Required task:
Set down all of the entries word for word, omitting the images they contain.

Raw data:
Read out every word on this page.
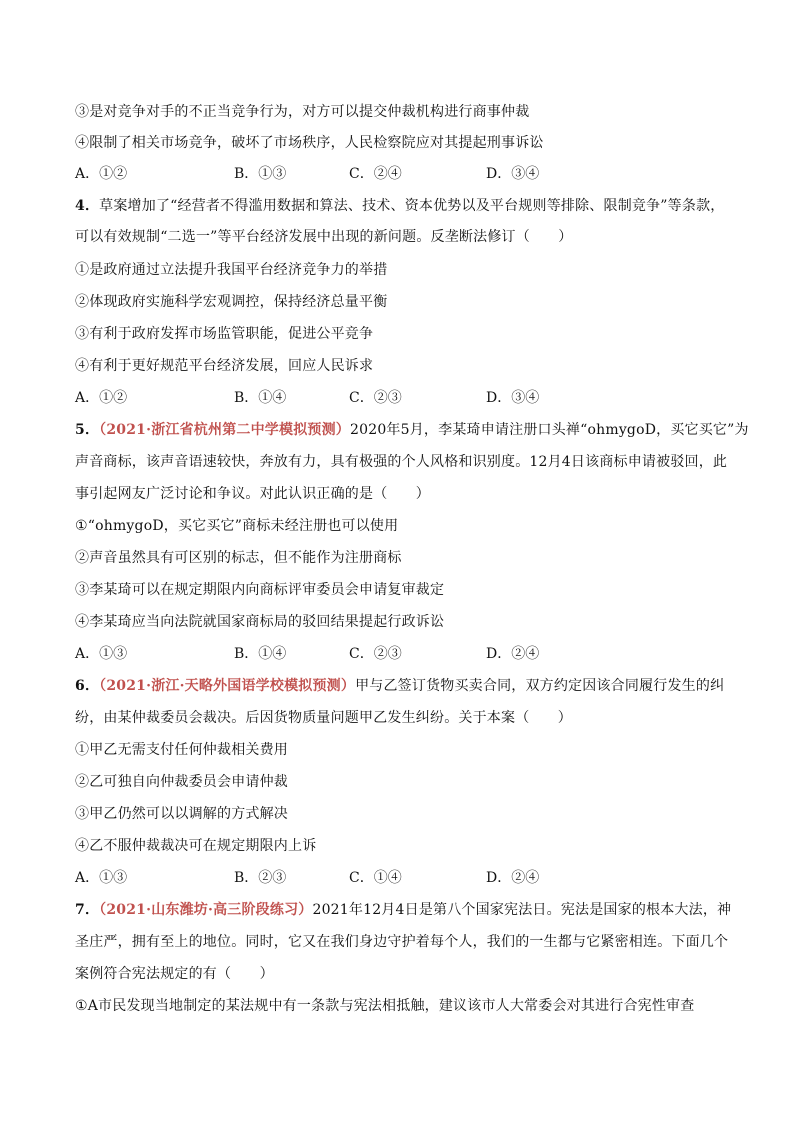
③是对竞争对手的不正当竞争行为，对方可以提交仲裁机构进行商事仲裁
④限制了相关市场竞争，破坏了市场秩序，人民检察院应对其提起刑事诉讼
A．①②	B．①③	C．②④	D．③④
4．草案增加了“经营者不得滥用数据和算法、技术、资本优势以及平台规则等排除、限制竞争”等条款，
可以有效规制“二选一”等平台经济发展中出现的新问题。反垄断法修订（　　）
①是政府通过立法提升我国平台经济竞争力的举措
②体现政府实施科学宏观调控，保持经济总量平衡
③有利于政府发挥市场监管职能，促进公平竞争
④有利于更好规范平台经济发展，回应人民诉求
A．①②	B．①④	C．②③	D．③④
5．（2021·浙江省杭州第二中学模拟预测）2020年5月，李某琦申请注册口头禅“ohmygoD，买它买它”为
声音商标，该声音语速较快，奔放有力，具有极强的个人风格和识别度。12月4日该商标申请被驳回，此
事引起网友广泛讨论和争议。对此认识正确的是（　　）
①“ohmygoD，买它买它”商标未经注册也可以使用
②声音虽然具有可区别的标志，但不能作为注册商标
③李某琦可以在规定期限内向商标评审委员会申请复审裁定
④李某琦应当向法院就国家商标局的驳回结果提起行政诉讼
A．①③	B．①④	C．②③	D．②④
6．（2021·浙江·天略外国语学校模拟预测）甲与乙签订货物买卖合同，双方约定因该合同履行发生的纠
纷，由某仲裁委员会裁决。后因货物质量问题甲乙发生纠纷。关于本案（　　）
①甲乙无需支付任何仲裁相关费用
②乙可独自向仲裁委员会申请仲裁
③甲乙仍然可以以调解的方式解决
④乙不服仲裁裁决可在规定期限内上诉
A．①③	B．②③	C．①④	D．②④
7．（2021·山东潍坊·高三阶段练习）2021年12月4日是第八个国家宪法日。宪法是国家的根本大法，神
圣庄严，拥有至上的地位。同时，它又在我们身边守护着每个人，我们的一生都与它紧密相连。下面几个
案例符合宪法规定的有（　　）
①A市民发现当地制定的某法规中有一条款与宪法相抵触，建议该市人大常委会对其进行合宪性审查
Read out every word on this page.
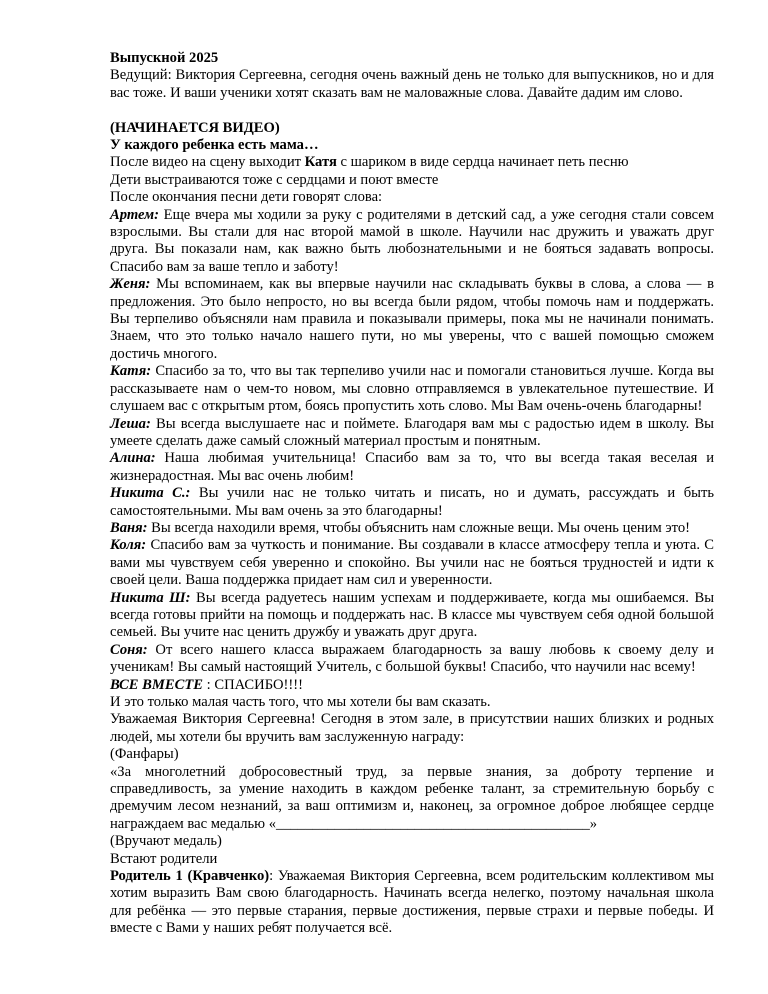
Выпускной 2025

Ведущий: Виктория Сергеевна, сегодня очень важный день не только для выпускников, но и для вас тоже. И ваши ученики хотят сказать вам не маловажные слова. Давайте дадим им слово.

(НАЧИНАЕТСЯ ВИДЕО)

У каждого ребенка есть мама…

После видео на сцену выходит Катя с шариком в виде сердца начинает петь песню

Дети выстраиваются тоже с сердцами и поют вместе

После окончания песни дети говорят слова:

Артем: Еще вчера мы ходили за руку с родителями в детский сад, а уже сегодня стали совсем взрослыми. Вы стали для нас второй мамой в школе. Научили нас дружить и уважать друг друга. Вы показали нам, как важно быть любознательными и не бояться задавать вопросы. Спасибо вам за ваше тепло и заботу!

Женя: Мы вспоминаем, как вы впервые научили нас складывать буквы в слова, а слова — в предложения. Это было непросто, но вы всегда были рядом, чтобы помочь нам и поддержать. Вы терпеливо объясняли нам правила и показывали примеры, пока мы не начинали понимать. Знаем, что это только начало нашего пути, но мы уверены, что с вашей помощью сможем достичь многого.

Катя: Спасибо за то, что вы так терпеливо учили нас и помогали становиться лучше. Когда вы рассказываете нам о чем-то новом, мы словно отправляемся в увлекательное путешествие. И слушаем вас с открытым ртом, боясь пропустить хоть слово. Мы Вам очень-очень благодарны!

Леша: Вы всегда выслушаете нас и поймете. Благодаря вам мы с радостью идем в школу. Вы умеете сделать даже самый сложный материал простым и понятным.

Алина: Наша любимая учительница! Спасибо вам за то, что вы всегда такая веселая и жизнерадостная. Мы вас очень любим!

Никита С.: Вы учили нас не только читать и писать, но и думать, рассуждать и быть самостоятельными. Мы вам очень за это благодарны!

Ваня: Вы всегда находили время, чтобы объяснить нам сложные вещи. Мы очень ценим это!

Коля: Спасибо вам за чуткость и понимание. Вы создавали в классе атмосферу тепла и уюта. С вами мы чувствуем себя уверенно и спокойно. Вы учили нас не бояться трудностей и идти к своей цели. Ваша поддержка придает нам сил и уверенности.

Никита Ш: Вы всегда радуетесь нашим успехам и поддерживаете, когда мы ошибаемся. Вы всегда готовы прийти на помощь и поддержать нас. В классе мы чувствуем себя одной большой семьей. Вы учите нас ценить дружбу и уважать друг друга.

Соня: От всего нашего класса выражаем благодарность за вашу любовь к своему делу и ученикам! Вы самый настоящий Учитель, с большой буквы! Спасибо, что научили нас всему!

ВСЕ ВМЕСТЕ : СПАСИБО!!!!

И это только малая часть того, что мы хотели бы вам сказать.

Уважаемая Виктория Сергеевна! Сегодня в этом зале, в присутствии наших близких и родных людей, мы хотели бы вручить вам заслуженную награду:

(Фанфары)

«За многолетний добросовестный труд, за первые знания, за доброту терпение и справедливость, за умение находить в каждом ребенке талант, за стремительную борьбу с дремучим лесом незнаний, за ваш оптимизм и, наконец, за огромное доброе любящее сердце награждаем вас медалью «___________________________________________»

(Вручают медаль)

Встают родители

Родитель 1 (Кравченко): Уважаемая Виктория Сергеевна, всем родительским коллективом мы хотим выразить Вам свою благодарность. Начинать всегда нелегко, поэтому начальная школа для ребёнка — это первые старания, первые достижения, первые страхи и первые победы. И вместе с Вами у наших ребят получается всё.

Solution to this exercise:
Read out every word on this page.
③是对竞争对手的不正当竞争行为，对方可以提交仲裁机构进行商事仲裁
④限制了相关市场竞争，破坏了市场秩序，人民检察院应对其提起刑事诉讼
A．①②	B．①③	C．②④	D．③④
4．草案增加了“经营者不得滥用数据和算法、技术、资本优势以及平台规则等排除、限制竞争”等条款，
可以有效规制“二选一”等平台经济发展中出现的新问题。反垄断法修订（　　）
①是政府通过立法提升我国平台经济竞争力的举措
②体现政府实施科学宏观调控，保持经济总量平衡
③有利于政府发挥市场监管职能，促进公平竞争
④有利于更好规范平台经济发展，回应人民诉求
A．①②	B．①④	C．②③	D．③④
5．（2021·浙江省杭州第二中学模拟预测）2020年5月，李某琦申请注册口头禅“ohmygoD，买它买它”为
声音商标，该声音语速较快，奔放有力，具有极强的个人风格和识别度。12月4日该商标申请被驳回，此
事引起网友广泛讨论和争议。对此认识正确的是（　　）
①“ohmygoD，买它买它”商标未经注册也可以使用
②声音虽然具有可区别的标志，但不能作为注册商标
③李某琦可以在规定期限内向商标评审委员会申请复审裁定
④李某琦应当向法院就国家商标局的驳回结果提起行政诉讼
A．①③	B．①④	C．②③	D．②④
6．（2021·浙江·天略外国语学校模拟预测）甲与乙签订货物买卖合同，双方约定因该合同履行发生的纠
纷，由某仲裁委员会裁决。后因货物质量问题甲乙发生纠纷。关于本案（　　）
①甲乙无需支付任何仲裁相关费用
②乙可独自向仲裁委员会申请仲裁
③甲乙仍然可以以调解的方式解决
④乙不服仲裁裁决可在规定期限内上诉
A．①③	B．②③	C．①④	D．②④
7．（2021·山东潍坊·高三阶段练习）2021年12月4日是第八个国家宪法日。宪法是国家的根本大法，神
圣庄严，拥有至上的地位。同时，它又在我们身边守护着每个人，我们的一生都与它紧密相连。下面几个
案例符合宪法规定的有（　　）
①A市民发现当地制定的某法规中有一条款与宪法相抵触，建议该市人大常委会对其进行合宪性审查
Read out every word on this page.
Выпускной 2025

Ведущий: Виктория Сергеевна, сегодня очень важный день не только для выпускников, но и для вас тоже. И ваши ученики хотят сказать вам не маловажные слова. Давайте дадим им слово.

(НАЧИНАЕТСЯ ВИДЕО)

У каждого ребенка есть мама…

После видео на сцену выходит Катя с шариком в виде сердца начинает петь песню

Дети выстраиваются тоже с сердцами и поют вместе

После окончания песни дети говорят слова:

Артем: Еще вчера мы ходили за руку с родителями в детский сад, а уже сегодня стали совсем взрослыми. Вы стали для нас второй мамой в школе. Научили нас дружить и уважать друг друга. Вы показали нам, как важно быть любознательными и не бояться задавать вопросы. Спасибо вам за ваше тепло и заботу!

Женя: Мы вспоминаем, как вы впервые научили нас складывать буквы в слова, а слова — в предложения. Это было непросто, но вы всегда были рядом, чтобы помочь нам и поддержать. Вы терпеливо объясняли нам правила и показывали примеры, пока мы не начинали понимать. Знаем, что это только начало нашего пути, но мы уверены, что с вашей помощью сможем достичь многого.

Катя: Спасибо за то, что вы так терпеливо учили нас и помогали становиться лучше. Когда вы рассказываете нам о чем-то новом, мы словно отправляемся в увлекательное путешествие. И слушаем вас с открытым ртом, боясь пропустить хоть слово. Мы Вам очень-очень благодарны!

Леша: Вы всегда выслушаете нас и поймете. Благодаря вам мы с радостью идем в школу. Вы умеете сделать даже самый сложный материал простым и понятным.

Алина: Наша любимая учительница! Спасибо вам за то, что вы всегда такая веселая и жизнерадостная. Мы вас очень любим!

Никита С.: Вы учили нас не только читать и писать, но и думать, рассуждать и быть самостоятельными. Мы вам очень за это благодарны!

Ваня: Вы всегда находили время, чтобы объяснить нам сложные вещи. Мы очень ценим это!

Коля: Спасибо вам за чуткость и понимание. Вы создавали в классе атмосферу тепла и уюта. С вами мы чувствуем себя уверенно и спокойно. Вы учили нас не бояться трудностей и идти к своей цели. Ваша поддержка придает нам сил и уверенности.

Никита Ш: Вы всегда радуетесь нашим успехам и поддерживаете, когда мы ошибаемся. Вы всегда готовы прийти на помощь и поддержать нас. В классе мы чувствуем себя одной большой семьей. Вы учите нас ценить дружбу и уважать друг друга.

Соня: От всего нашего класса выражаем благодарность за вашу любовь к своему делу и ученикам! Вы самый настоящий Учитель, с большой буквы! Спасибо, что научили нас всему!

ВСЕ ВМЕСТЕ : СПАСИБО!!!!

И это только малая часть того, что мы хотели бы вам сказать.

Уважаемая Виктория Сергеевна! Сегодня в этом зале, в присутствии наших близких и родных людей, мы хотели бы вручить вам заслуженную награду:

(Фанфары)

«За многолетний добросовестный труд, за первые знания, за доброту терпение и справедливость, за умение находить в каждом ребенке талант, за стремительную борьбу с дремучим лесом незнаний, за ваш оптимизм и, наконец, за огромное доброе любящее сердце награждаем вас медалью «___________________________________________»

(Вручают медаль)

Встают родители

Родитель 1 (Кравченко): Уважаемая Виктория Сергеевна, всем родительским коллективом мы хотим выразить Вам свою благодарность. Начинать всегда нелегко, поэтому начальная школа для ребёнка — это первые старания, первые достижения, первые страхи и первые победы. И вместе с Вами у наших ребят получается всё.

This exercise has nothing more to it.